===== MATERIAL SUPPLIED =====

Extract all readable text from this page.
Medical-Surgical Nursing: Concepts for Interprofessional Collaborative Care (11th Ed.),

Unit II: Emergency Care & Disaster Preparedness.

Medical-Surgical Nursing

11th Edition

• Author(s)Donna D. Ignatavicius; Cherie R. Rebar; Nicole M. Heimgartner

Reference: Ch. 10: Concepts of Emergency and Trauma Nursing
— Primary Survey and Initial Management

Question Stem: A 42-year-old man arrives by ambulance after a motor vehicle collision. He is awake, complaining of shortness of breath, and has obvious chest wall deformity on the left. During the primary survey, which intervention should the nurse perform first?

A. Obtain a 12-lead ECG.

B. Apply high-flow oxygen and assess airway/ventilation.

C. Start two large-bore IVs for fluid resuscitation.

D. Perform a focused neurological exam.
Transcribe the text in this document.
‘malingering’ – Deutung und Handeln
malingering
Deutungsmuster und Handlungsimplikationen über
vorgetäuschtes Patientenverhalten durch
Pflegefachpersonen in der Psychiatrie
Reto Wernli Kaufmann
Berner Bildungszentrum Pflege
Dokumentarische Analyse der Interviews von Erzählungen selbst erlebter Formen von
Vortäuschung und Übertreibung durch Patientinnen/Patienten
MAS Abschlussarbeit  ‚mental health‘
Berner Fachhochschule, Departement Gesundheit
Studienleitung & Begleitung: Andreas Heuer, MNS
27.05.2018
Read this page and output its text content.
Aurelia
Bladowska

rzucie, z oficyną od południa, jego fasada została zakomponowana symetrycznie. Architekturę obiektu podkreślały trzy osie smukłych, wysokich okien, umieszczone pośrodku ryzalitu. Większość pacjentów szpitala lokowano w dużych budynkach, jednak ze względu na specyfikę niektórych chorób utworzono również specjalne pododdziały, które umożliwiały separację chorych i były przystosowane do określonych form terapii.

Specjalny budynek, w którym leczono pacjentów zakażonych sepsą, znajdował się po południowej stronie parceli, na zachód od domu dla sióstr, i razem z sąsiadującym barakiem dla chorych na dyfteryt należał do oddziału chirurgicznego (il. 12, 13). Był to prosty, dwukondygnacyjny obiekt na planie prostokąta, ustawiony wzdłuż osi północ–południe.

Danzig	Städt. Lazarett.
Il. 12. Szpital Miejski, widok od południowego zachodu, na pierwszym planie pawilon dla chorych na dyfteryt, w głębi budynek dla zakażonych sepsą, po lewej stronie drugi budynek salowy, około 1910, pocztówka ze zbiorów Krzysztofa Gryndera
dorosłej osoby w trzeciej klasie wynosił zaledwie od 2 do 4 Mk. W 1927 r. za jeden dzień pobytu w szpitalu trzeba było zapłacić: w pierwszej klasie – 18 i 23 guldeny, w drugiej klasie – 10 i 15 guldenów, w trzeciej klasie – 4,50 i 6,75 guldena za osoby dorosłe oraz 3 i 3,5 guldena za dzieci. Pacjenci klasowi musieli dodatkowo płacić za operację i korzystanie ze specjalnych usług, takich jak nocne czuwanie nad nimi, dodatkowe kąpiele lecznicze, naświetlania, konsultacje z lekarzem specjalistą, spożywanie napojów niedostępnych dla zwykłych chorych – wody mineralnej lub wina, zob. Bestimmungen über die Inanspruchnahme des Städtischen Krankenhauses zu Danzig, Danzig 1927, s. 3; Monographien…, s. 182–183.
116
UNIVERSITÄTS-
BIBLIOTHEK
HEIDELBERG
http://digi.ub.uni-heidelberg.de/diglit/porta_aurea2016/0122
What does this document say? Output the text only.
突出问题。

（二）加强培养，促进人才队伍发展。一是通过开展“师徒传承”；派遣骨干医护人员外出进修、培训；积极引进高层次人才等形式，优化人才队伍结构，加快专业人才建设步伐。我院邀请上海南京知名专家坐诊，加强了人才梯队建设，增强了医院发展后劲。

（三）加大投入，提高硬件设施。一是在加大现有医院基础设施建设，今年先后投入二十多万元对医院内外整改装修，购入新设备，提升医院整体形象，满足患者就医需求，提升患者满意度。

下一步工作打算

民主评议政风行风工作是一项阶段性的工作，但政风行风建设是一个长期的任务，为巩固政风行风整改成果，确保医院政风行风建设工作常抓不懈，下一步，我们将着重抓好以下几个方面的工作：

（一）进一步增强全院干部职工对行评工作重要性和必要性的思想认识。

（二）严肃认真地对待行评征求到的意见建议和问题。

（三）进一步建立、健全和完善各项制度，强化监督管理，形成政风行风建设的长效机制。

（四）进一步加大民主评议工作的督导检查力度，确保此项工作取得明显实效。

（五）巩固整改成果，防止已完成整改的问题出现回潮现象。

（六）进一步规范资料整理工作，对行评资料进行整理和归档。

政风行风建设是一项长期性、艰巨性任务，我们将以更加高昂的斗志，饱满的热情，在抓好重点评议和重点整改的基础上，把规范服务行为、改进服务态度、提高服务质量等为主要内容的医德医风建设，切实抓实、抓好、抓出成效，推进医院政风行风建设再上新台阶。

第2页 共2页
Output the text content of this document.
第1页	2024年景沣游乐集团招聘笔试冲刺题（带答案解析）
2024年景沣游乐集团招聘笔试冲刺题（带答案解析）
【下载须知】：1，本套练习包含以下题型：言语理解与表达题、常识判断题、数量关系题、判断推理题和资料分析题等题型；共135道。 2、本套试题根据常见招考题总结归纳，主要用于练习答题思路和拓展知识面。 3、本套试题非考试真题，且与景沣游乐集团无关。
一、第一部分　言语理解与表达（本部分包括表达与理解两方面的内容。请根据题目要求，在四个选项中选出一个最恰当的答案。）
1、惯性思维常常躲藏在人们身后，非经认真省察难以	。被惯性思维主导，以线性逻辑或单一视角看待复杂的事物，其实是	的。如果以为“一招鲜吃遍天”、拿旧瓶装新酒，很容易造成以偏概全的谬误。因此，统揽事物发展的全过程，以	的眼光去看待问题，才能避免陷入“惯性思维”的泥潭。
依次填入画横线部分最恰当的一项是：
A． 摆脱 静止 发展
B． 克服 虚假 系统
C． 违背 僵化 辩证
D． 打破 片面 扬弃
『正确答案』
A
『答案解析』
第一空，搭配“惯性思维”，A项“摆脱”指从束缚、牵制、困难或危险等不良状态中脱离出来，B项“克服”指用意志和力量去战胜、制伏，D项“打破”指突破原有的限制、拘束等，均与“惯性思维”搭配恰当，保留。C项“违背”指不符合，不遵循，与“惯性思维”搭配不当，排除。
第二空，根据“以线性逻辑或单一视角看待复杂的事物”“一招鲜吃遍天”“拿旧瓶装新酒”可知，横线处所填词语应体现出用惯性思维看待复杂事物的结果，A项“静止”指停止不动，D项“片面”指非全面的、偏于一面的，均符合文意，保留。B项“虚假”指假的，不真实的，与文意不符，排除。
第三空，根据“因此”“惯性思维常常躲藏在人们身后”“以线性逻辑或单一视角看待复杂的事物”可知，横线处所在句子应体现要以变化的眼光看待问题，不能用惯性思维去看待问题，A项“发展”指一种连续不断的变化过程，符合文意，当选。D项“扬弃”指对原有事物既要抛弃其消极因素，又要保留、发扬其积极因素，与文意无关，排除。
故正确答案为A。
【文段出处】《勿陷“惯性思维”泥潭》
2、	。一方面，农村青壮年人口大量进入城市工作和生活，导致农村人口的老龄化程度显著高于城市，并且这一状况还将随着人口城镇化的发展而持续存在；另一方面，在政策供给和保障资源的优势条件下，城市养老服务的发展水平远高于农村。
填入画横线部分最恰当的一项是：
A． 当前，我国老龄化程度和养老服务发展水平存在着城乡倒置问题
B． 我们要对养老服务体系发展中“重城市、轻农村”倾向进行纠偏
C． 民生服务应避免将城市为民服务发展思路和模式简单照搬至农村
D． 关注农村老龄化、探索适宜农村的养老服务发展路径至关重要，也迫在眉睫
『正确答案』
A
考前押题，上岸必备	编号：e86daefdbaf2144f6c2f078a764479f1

=====

WHAT YOU ARE ASKED TO DO - Collect, from the material above, every line containing the word "Surgical".

TASK ANSWER -
Medical-Surgical Nursing: Concepts for Interprofessional Collaborative Care (11th Ed.),
Medical-Surgical Nursing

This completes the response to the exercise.